Aim:
How many lines in the records below hold the string "burdens"? Please answer with the number and nothing more.

Available records:
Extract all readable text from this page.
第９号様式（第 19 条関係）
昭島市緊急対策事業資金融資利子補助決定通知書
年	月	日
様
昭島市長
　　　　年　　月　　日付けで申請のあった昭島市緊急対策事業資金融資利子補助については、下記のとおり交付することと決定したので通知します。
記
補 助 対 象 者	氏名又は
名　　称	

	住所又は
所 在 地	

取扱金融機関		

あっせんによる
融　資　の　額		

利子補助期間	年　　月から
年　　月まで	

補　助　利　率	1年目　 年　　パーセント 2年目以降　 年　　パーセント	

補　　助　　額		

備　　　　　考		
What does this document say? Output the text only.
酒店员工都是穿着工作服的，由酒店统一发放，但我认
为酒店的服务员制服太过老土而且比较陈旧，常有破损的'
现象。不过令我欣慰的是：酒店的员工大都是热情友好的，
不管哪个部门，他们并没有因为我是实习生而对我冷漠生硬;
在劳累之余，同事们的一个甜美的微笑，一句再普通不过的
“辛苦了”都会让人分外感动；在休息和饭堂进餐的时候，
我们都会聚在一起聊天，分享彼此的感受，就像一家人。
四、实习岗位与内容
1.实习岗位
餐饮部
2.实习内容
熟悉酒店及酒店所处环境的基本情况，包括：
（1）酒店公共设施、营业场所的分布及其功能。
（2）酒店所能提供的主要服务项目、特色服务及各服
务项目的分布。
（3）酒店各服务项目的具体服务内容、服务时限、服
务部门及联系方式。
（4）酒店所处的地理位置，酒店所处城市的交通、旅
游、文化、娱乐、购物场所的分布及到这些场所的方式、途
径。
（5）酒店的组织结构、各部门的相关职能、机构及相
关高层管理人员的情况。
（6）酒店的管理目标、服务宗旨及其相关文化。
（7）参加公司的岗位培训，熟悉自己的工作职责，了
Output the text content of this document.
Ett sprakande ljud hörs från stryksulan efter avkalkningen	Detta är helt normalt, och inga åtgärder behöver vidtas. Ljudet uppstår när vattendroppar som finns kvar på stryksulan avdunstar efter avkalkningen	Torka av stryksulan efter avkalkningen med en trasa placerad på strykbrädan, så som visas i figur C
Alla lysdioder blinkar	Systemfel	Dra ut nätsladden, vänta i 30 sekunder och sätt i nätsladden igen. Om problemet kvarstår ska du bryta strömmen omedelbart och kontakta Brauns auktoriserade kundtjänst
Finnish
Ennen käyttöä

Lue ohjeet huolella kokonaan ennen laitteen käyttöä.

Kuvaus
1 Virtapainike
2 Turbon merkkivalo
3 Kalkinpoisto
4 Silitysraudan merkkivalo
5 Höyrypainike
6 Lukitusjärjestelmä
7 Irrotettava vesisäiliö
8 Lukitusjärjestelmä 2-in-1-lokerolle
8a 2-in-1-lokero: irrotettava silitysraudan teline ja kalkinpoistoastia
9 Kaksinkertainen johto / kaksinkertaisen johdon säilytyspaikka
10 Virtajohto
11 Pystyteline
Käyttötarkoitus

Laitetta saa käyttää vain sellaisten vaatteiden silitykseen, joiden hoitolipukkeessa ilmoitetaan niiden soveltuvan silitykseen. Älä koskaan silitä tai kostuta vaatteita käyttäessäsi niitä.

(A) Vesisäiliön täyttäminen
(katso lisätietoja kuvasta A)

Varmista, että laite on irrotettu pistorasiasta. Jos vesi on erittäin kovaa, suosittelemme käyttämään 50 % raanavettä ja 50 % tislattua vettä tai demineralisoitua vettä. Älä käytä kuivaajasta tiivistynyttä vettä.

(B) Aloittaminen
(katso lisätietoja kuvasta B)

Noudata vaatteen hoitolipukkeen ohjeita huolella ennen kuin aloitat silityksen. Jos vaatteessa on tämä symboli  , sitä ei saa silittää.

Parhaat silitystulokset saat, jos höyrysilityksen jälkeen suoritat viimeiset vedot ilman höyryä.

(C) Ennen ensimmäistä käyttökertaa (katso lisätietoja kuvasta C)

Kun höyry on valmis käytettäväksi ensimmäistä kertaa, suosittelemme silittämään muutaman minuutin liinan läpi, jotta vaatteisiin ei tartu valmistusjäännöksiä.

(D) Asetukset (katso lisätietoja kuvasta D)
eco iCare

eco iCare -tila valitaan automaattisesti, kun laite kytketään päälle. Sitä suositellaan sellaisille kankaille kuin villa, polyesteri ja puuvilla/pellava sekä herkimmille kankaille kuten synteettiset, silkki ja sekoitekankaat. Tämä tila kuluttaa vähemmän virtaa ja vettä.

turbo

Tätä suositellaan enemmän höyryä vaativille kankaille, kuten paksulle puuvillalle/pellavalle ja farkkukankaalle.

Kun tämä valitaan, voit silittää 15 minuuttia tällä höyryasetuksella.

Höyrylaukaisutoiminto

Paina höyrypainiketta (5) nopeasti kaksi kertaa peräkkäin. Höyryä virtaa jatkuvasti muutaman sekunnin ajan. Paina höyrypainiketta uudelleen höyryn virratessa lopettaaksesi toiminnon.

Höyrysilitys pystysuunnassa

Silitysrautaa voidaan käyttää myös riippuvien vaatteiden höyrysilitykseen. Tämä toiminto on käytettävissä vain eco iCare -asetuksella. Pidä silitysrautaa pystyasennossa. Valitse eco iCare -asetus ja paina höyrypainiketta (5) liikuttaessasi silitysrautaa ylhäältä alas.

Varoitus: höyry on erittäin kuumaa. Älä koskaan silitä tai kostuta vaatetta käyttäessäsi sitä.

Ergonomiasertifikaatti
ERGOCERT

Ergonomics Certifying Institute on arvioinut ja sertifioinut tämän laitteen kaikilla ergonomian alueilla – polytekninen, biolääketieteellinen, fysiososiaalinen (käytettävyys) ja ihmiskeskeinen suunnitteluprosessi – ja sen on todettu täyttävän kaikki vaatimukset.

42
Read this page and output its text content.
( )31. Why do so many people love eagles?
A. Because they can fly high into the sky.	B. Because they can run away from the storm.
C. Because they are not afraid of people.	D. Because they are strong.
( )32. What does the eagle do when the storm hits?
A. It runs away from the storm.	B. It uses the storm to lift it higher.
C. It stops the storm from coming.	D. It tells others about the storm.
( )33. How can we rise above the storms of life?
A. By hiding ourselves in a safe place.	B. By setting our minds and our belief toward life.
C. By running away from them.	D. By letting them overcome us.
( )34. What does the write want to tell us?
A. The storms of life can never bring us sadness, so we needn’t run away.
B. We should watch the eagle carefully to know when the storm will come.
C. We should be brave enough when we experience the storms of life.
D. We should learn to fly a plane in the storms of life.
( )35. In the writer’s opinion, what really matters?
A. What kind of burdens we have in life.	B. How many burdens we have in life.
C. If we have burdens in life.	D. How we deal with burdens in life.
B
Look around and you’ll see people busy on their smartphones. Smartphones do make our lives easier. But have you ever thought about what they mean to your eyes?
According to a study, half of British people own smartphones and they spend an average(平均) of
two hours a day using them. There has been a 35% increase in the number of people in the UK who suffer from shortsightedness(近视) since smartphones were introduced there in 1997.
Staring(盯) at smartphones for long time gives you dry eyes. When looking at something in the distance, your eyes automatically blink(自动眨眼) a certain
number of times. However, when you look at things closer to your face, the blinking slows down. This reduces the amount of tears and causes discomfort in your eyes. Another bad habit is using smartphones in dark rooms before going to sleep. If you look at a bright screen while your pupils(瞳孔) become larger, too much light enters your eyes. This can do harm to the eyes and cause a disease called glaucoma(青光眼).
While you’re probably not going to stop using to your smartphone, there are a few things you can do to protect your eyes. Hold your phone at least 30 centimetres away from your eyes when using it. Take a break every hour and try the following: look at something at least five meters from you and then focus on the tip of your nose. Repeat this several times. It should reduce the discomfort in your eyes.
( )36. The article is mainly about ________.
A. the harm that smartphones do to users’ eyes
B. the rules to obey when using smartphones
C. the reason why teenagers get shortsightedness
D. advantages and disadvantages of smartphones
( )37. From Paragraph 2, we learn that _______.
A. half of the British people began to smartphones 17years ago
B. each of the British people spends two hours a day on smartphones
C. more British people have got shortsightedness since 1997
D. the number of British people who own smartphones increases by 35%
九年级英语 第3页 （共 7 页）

Solution:
2